| Instruction |
Work out how many lines in the entries below include the word "messages". Give nothing but the number.

| Source records |
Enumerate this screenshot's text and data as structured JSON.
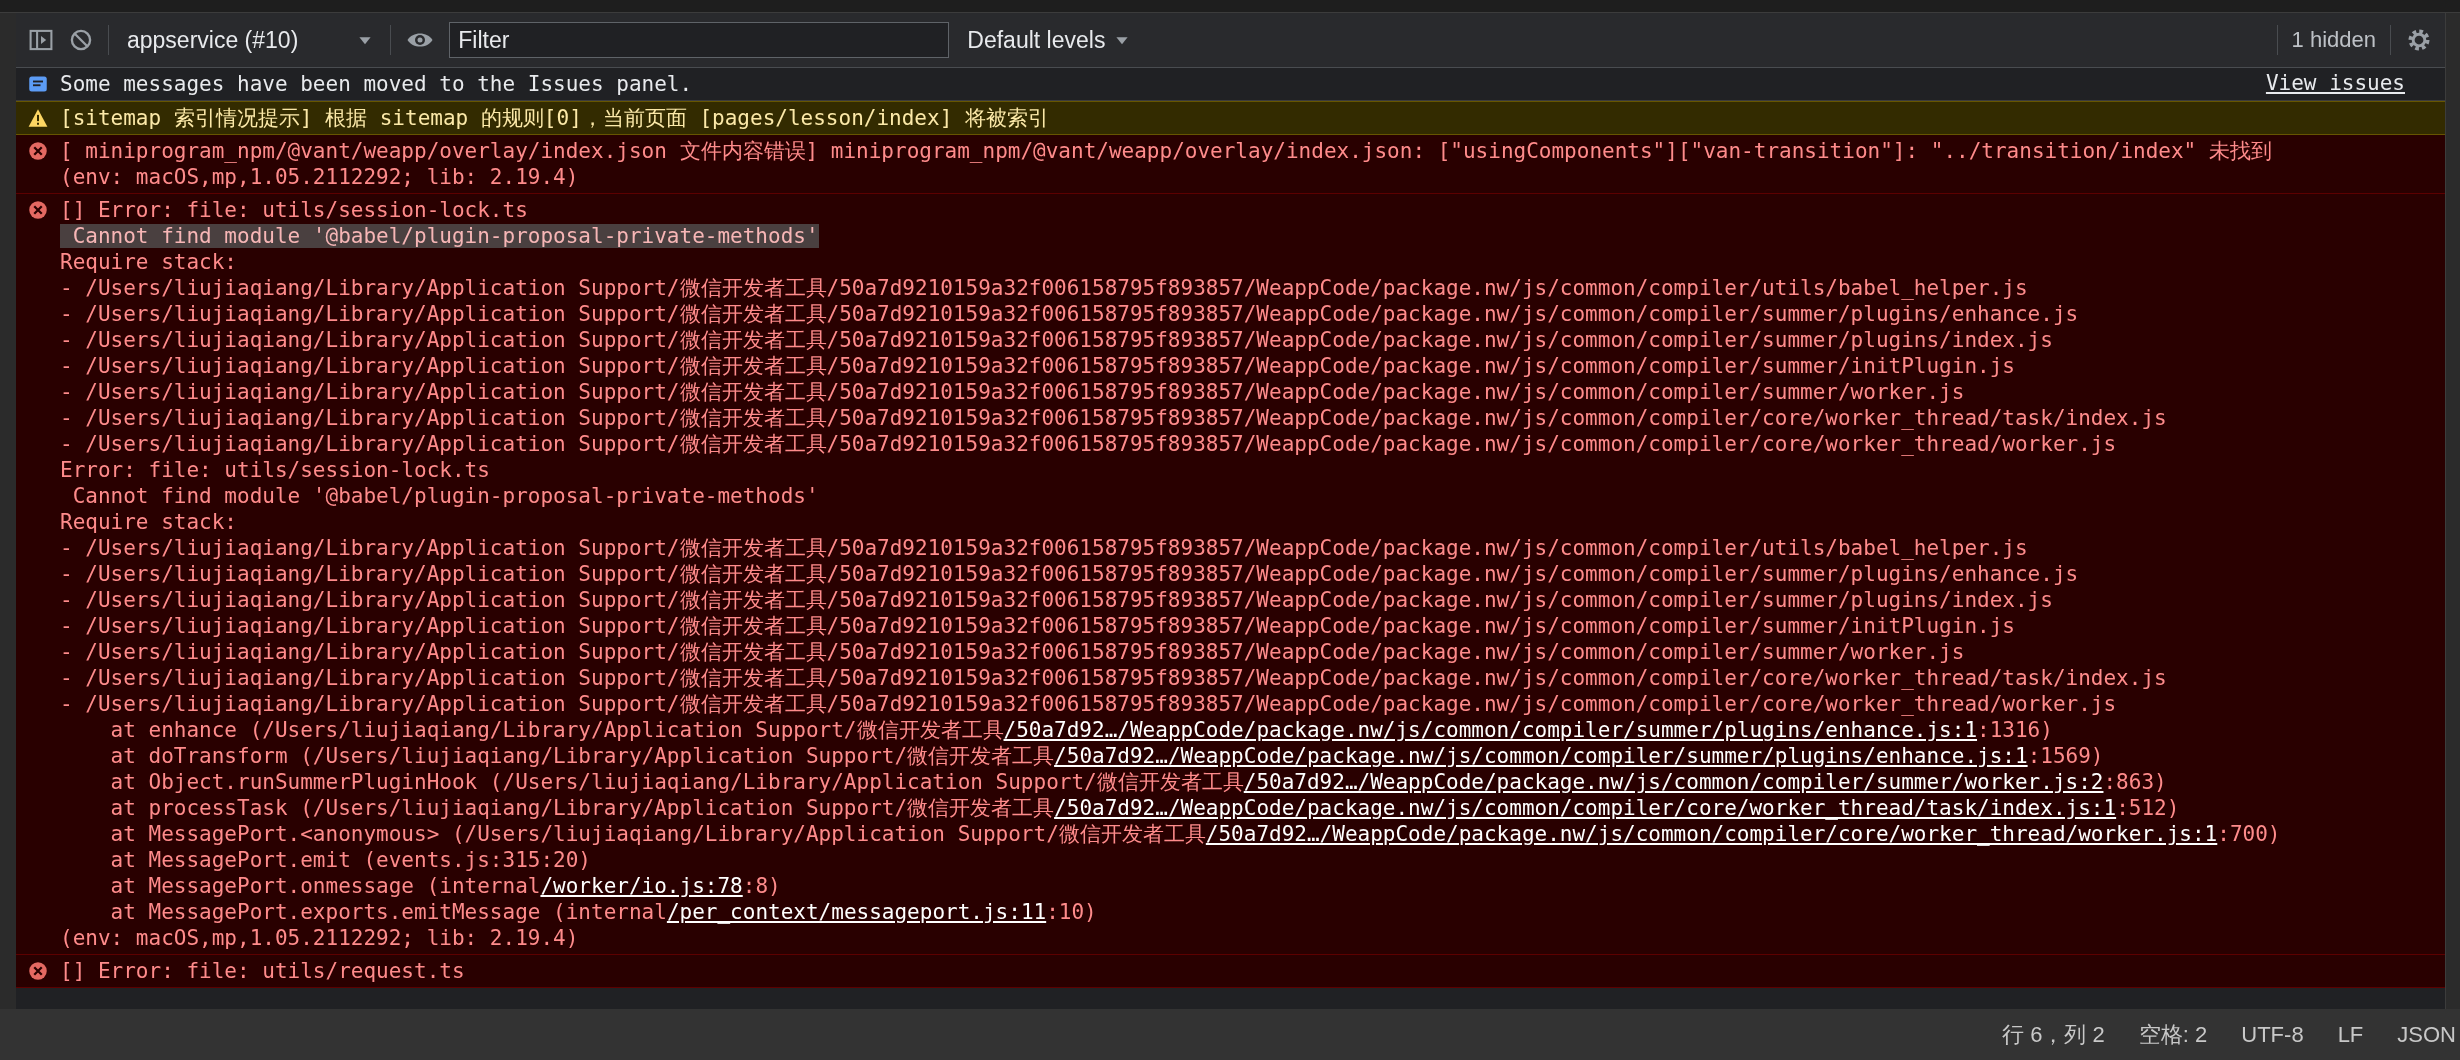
{
  "toolbar": {
    "context": "appservice (#10)",
    "filter": {
      "placeholder": "Filter"
    },
    "levels": "Default levels",
    "hidden_count": "1 hidden"
  },
  "messages": [
    {
      "kind": "info",
      "link": "View issues",
      "lines": [
        {
          "kind": "text",
          "text": "Some messages have been moved to the Issues panel."
        }
      ]
    },
    {
      "kind": "warning",
      "lines": [
        {
          "kind": "text",
          "text": "[sitemap 索引情况提示] 根据 sitemap 的规则[0]，当前页面 [pages/lesson/index] 将被索引"
        }
      ]
    },
    {
      "kind": "error",
      "lines": [
        {
          "kind": "text",
          "text": "[ miniprogram_npm/@vant/weapp/overlay/index.json 文件内容错误] miniprogram_npm/@vant/weapp/overlay/index.json: [\"usingComponents\"][\"van-transition\"]: \"../transition/index\" 未找到"
        },
        {
          "kind": "text",
          "text": "(env: macOS,mp,1.05.2112292; lib: 2.19.4)"
        }
      ]
    },
    {
      "kind": "error",
      "lines": [
        {
          "kind": "text",
          "text": "[] Error: file: utils/session-lock.ts"
        },
        {
          "kind": "highlight",
          "text": " Cannot find module '@babel/plugin-proposal-private-methods'"
        },
        {
          "kind": "text",
          "text": "Require stack:"
        },
        {
          "kind": "text",
          "text": "- /Users/liujiaqiang/Library/Application Support/微信开发者工具/50a7d9210159a32f006158795f893857/WeappCode/package.nw/js/common/compiler/utils/babel_helper.js"
        },
        {
          "kind": "text",
          "text": "- /Users/liujiaqiang/Library/Application Support/微信开发者工具/50a7d9210159a32f006158795f893857/WeappCode/package.nw/js/common/compiler/summer/plugins/enhance.js"
        },
        {
          "kind": "text",
          "text": "- /Users/liujiaqiang/Library/Application Support/微信开发者工具/50a7d9210159a32f006158795f893857/WeappCode/package.nw/js/common/compiler/summer/plugins/index.js"
        },
        {
          "kind": "text",
          "text": "- /Users/liujiaqiang/Library/Application Support/微信开发者工具/50a7d9210159a32f006158795f893857/WeappCode/package.nw/js/common/compiler/summer/initPlugin.js"
        },
        {
          "kind": "text",
          "text": "- /Users/liujiaqiang/Library/Application Support/微信开发者工具/50a7d9210159a32f006158795f893857/WeappCode/package.nw/js/common/compiler/summer/worker.js"
        },
        {
          "kind": "text",
          "text": "- /Users/liujiaqiang/Library/Application Support/微信开发者工具/50a7d9210159a32f006158795f893857/WeappCode/package.nw/js/common/compiler/core/worker_thread/task/index.js"
        },
        {
          "kind": "text",
          "text": "- /Users/liujiaqiang/Library/Application Support/微信开发者工具/50a7d9210159a32f006158795f893857/WeappCode/package.nw/js/common/compiler/core/worker_thread/worker.js"
        },
        {
          "kind": "text",
          "text": "Error: file: utils/session-lock.ts"
        },
        {
          "kind": "text",
          "text": " Cannot find module '@babel/plugin-proposal-private-methods'"
        },
        {
          "kind": "text",
          "text": "Require stack:"
        },
        {
          "kind": "text",
          "text": "- /Users/liujiaqiang/Library/Application Support/微信开发者工具/50a7d9210159a32f006158795f893857/WeappCode/package.nw/js/common/compiler/utils/babel_helper.js"
        },
        {
          "kind": "text",
          "text": "- /Users/liujiaqiang/Library/Application Support/微信开发者工具/50a7d9210159a32f006158795f893857/WeappCode/package.nw/js/common/compiler/summer/plugins/enhance.js"
        },
        {
          "kind": "text",
          "text": "- /Users/liujiaqiang/Library/Application Support/微信开发者工具/50a7d9210159a32f006158795f893857/WeappCode/package.nw/js/common/compiler/summer/plugins/index.js"
        },
        {
          "kind": "text",
          "text": "- /Users/liujiaqiang/Library/Application Support/微信开发者工具/50a7d9210159a32f006158795f893857/WeappCode/package.nw/js/common/compiler/summer/initPlugin.js"
        },
        {
          "kind": "text",
          "text": "- /Users/liujiaqiang/Library/Application Support/微信开发者工具/50a7d9210159a32f006158795f893857/WeappCode/package.nw/js/common/compiler/summer/worker.js"
        },
        {
          "kind": "text",
          "text": "- /Users/liujiaqiang/Library/Application Support/微信开发者工具/50a7d9210159a32f006158795f893857/WeappCode/package.nw/js/common/compiler/core/worker_thread/task/index.js"
        },
        {
          "kind": "text",
          "text": "- /Users/liujiaqiang/Library/Application Support/微信开发者工具/50a7d9210159a32f006158795f893857/WeappCode/package.nw/js/common/compiler/core/worker_thread/worker.js"
        },
        {
          "kind": "link",
          "text": "    at enhance (/Users/liujiaqiang/Library/Application Support/微信开发者工具",
          "link": "/50a7d92…/WeappCode/package.nw/js/common/compiler/summer/plugins/enhance.js:1",
          "after": ":1316)"
        },
        {
          "kind": "link",
          "text": "    at doTransform (/Users/liujiaqiang/Library/Application Support/微信开发者工具",
          "link": "/50a7d92…/WeappCode/package.nw/js/common/compiler/summer/plugins/enhance.js:1",
          "after": ":1569)"
        },
        {
          "kind": "link",
          "text": "    at Object.runSummerPluginHook (/Users/liujiaqiang/Library/Application Support/微信开发者工具",
          "link": "/50a7d92…/WeappCode/package.nw/js/common/compiler/summer/worker.js:2",
          "after": ":863)"
        },
        {
          "kind": "link",
          "text": "    at processTask (/Users/liujiaqiang/Library/Application Support/微信开发者工具",
          "link": "/50a7d92…/WeappCode/package.nw/js/common/compiler/core/worker_thread/task/index.js:1",
          "after": ":512)"
        },
        {
          "kind": "link",
          "text": "    at MessagePort.<anonymous> (/Users/liujiaqiang/Library/Application Support/微信开发者工具",
          "link": "/50a7d92…/WeappCode/package.nw/js/common/compiler/core/worker_thread/worker.js:1",
          "after": ":700)"
        },
        {
          "kind": "text",
          "text": "    at MessagePort.emit (events.js:315:20)"
        },
        {
          "kind": "link",
          "text": "    at MessagePort.onmessage (internal",
          "link": "/worker/io.js:78",
          "after": ":8)"
        },
        {
          "kind": "link",
          "text": "    at MessagePort.exports.emitMessage (internal",
          "link": "/per_context/messageport.js:11",
          "after": ":10)"
        },
        {
          "kind": "text",
          "text": "(env: macOS,mp,1.05.2112292; lib: 2.19.4)"
        }
      ]
    },
    {
      "kind": "error",
      "lines": [
        {
          "kind": "text",
          "text": "[] Error: file: utils/request.ts"
        }
      ]
    }
  ],
  "status_bar": [
    "行 6，列 2",
    "空格: 2",
    "UTF-8",
    "LF",
    "JSON"
  ]
}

| Exercise solution |
2